** À faire **
Pourriez-vous prolonger le texte sur l'Igbo et la ville sainte d'Aro à partir de sa dernière phrase ?

Ce ne sont pas seulement les nègres d’Yimaha qui sont actifs et industrieux. Dans l’Igbo, qui fut visité bien plus longuement au retour qu’au départ, il se fabrique de jolis tissus à raies. Les chefs de l’Igbo forment une aristocratie très compliquée, et sont beaucoup plus belliqueux que ceux de l’Igbira. Ils sont couverts de bracelets et de colliers. Leur costume se compose uniformément d’une pièce de calicot serrée autour des reins, d’une peau de léopard jetée sur les épaules, et d’un bonnet rouge orné de plumes rouges et blanches, dont le nombre indique combien d’ennemis ils ont tués corps à corps. Beaucoup en portent cinq ou six, et le roi a droit à sept.

Dans ce pays, assez avant dans l’intérieur des terres, entre le Niger et la rivière du Vieux-Calebar, il y a une ville sainte du nom de Aro ; elle est, à ce que disent les naturels, le séjour de Tchuku, l’Être suprême, lequel a un temple où les djù-djù (prêtres) entrent en communication directe avec lui. Les rites de cette religion sont grossiers et bizarres. Lorsqu’un homme va consulter Tchuku, il est reçu par un prêtre, au bord d’un ruisseau, en dehors de la ville. On sacrifie une poule, et si l’offrande est mal reçue, les prêtres jettent dans l’eau une teinture rouge : ils prétendent que l’eau du ruisseau est changée en sang, et que le pèlerin a été emporté par Tchuku. On ne le revoit plus en effet, et il paraît que les dju-djù le dirigent à la côte pour le vendre comme esclave. Une consultation à Aro n’est donc pas sans danger ; toutefois il est facile avec une offrande convenable de se rendre la divinité propice, et M. Baikie vit un homme qui revenait d’Aro ; il était revêtu encore du caractère sacré que communique ce pèlerinage, et en signe de sainteté il avait le tour des yeux barbouillé de jaune.

Données des zones étiquetées
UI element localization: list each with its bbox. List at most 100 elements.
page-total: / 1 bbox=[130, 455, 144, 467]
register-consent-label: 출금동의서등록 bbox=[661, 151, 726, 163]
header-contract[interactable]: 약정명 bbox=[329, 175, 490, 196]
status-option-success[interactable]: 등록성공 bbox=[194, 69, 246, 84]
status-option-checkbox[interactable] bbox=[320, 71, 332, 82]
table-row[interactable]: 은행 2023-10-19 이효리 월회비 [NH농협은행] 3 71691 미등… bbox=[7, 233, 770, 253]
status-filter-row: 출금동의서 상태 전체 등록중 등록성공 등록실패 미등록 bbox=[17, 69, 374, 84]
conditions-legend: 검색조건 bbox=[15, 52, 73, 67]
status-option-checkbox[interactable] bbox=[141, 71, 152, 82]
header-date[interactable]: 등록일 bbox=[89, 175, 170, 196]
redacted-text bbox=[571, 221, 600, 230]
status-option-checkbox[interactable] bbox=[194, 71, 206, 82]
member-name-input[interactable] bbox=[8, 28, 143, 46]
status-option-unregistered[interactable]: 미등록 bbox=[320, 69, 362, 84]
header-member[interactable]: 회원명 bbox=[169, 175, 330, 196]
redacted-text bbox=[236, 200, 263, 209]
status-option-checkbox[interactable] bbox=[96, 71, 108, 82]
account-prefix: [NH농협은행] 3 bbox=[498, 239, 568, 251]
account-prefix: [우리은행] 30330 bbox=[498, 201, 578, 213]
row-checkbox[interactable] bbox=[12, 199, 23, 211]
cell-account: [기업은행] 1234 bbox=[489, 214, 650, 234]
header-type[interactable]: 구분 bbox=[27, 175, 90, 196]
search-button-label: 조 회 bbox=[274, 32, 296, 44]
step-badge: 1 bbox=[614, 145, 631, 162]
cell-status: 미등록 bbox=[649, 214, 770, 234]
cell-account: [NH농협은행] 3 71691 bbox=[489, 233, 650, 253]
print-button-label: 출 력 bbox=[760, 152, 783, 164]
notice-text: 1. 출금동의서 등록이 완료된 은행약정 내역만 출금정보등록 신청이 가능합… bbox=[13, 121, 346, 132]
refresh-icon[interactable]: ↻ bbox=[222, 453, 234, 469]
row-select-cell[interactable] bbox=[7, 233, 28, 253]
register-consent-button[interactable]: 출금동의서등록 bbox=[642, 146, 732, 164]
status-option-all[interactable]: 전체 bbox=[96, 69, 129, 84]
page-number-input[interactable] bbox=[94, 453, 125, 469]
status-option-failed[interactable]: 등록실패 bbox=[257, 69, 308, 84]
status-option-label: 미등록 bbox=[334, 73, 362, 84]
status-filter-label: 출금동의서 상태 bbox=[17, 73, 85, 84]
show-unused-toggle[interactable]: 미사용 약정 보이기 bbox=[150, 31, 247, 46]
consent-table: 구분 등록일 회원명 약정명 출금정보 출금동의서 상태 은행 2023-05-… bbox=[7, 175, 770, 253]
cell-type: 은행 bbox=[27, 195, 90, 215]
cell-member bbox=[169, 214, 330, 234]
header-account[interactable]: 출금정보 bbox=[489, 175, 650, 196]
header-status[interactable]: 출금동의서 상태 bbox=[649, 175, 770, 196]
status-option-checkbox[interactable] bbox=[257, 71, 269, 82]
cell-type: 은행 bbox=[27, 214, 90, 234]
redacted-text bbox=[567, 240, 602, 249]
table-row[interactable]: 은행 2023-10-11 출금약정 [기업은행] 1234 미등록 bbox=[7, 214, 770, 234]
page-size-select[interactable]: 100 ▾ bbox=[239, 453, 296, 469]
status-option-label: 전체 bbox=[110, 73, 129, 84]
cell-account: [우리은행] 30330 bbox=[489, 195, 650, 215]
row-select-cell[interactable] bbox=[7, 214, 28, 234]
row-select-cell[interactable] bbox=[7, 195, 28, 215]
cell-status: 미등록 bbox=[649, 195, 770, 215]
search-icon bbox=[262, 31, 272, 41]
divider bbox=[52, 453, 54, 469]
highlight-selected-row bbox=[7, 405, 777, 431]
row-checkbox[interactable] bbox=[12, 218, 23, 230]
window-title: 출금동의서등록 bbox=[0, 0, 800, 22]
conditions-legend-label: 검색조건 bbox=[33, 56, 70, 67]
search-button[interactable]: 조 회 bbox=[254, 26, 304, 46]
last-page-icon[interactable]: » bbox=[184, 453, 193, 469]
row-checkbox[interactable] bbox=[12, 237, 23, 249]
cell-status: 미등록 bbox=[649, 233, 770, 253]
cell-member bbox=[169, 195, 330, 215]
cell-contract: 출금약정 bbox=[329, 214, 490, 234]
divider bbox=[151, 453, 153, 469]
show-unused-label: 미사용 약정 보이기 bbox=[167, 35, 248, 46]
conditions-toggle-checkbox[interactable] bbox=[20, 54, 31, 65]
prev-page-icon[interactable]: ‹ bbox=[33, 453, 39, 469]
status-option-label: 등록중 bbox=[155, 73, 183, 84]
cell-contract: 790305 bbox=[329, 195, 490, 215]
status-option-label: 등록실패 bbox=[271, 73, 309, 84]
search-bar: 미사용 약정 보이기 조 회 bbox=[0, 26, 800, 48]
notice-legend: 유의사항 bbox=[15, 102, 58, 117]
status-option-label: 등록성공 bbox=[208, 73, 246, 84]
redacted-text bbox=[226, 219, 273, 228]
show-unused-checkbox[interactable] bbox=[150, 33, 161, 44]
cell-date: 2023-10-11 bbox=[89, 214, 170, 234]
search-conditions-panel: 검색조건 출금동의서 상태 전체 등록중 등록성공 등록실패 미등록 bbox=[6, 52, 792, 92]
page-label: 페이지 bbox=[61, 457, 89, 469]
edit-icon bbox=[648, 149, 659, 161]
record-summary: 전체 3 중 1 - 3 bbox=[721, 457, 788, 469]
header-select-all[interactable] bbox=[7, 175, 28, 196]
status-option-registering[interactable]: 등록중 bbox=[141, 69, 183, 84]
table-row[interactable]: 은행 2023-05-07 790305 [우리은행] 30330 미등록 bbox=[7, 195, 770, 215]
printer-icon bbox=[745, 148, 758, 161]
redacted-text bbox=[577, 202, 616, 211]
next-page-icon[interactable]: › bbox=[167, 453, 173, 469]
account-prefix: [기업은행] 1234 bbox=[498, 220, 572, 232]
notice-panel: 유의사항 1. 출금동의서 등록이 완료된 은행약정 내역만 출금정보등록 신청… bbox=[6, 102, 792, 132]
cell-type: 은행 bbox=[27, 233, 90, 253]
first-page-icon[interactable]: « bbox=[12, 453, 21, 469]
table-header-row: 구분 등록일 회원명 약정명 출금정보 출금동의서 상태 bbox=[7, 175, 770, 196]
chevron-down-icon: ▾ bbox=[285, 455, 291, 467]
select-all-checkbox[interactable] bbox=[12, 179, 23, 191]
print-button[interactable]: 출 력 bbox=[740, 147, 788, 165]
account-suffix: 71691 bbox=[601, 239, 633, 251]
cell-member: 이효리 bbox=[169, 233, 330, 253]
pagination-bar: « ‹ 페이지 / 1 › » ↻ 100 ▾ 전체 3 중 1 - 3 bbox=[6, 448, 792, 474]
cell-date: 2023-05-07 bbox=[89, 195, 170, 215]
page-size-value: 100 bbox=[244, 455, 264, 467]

** Résultat final **
Il y a un autre dieu que Tchuku, lequel s’appelle Grissa ou Tchuku-Okelé. Celui-ci est le dieu créateur chez lequel les bons iront, après leur mort, faire bombance, à moins qu’ils ne préfèrent retourner dans telle contrée qui leur plaira sur la terre. Cette croyance est l’origine du touchant espoir que des nègres esclaves témoignent en mourant lorsqu’ils disent qu’ils reverront leur pays natal. À ces deux divinités, l’une toute-puissante, l’autre bienfaisante, est opposé Okomo, l’esprit du feu. C’est lui que les méchans consultent quand ils veulent réussir dans quelque entreprise perverse. Heureusement l’on peut contre-balancer par d’autres prières les vœux d’un ennemi ; ainsi, lorsqu’un homme méditant un meurtre a été invoquer Okomo, sa future victime peut, si elle en est avertie, aller à son tour porter ses prières et surtout ses présens sur son autel.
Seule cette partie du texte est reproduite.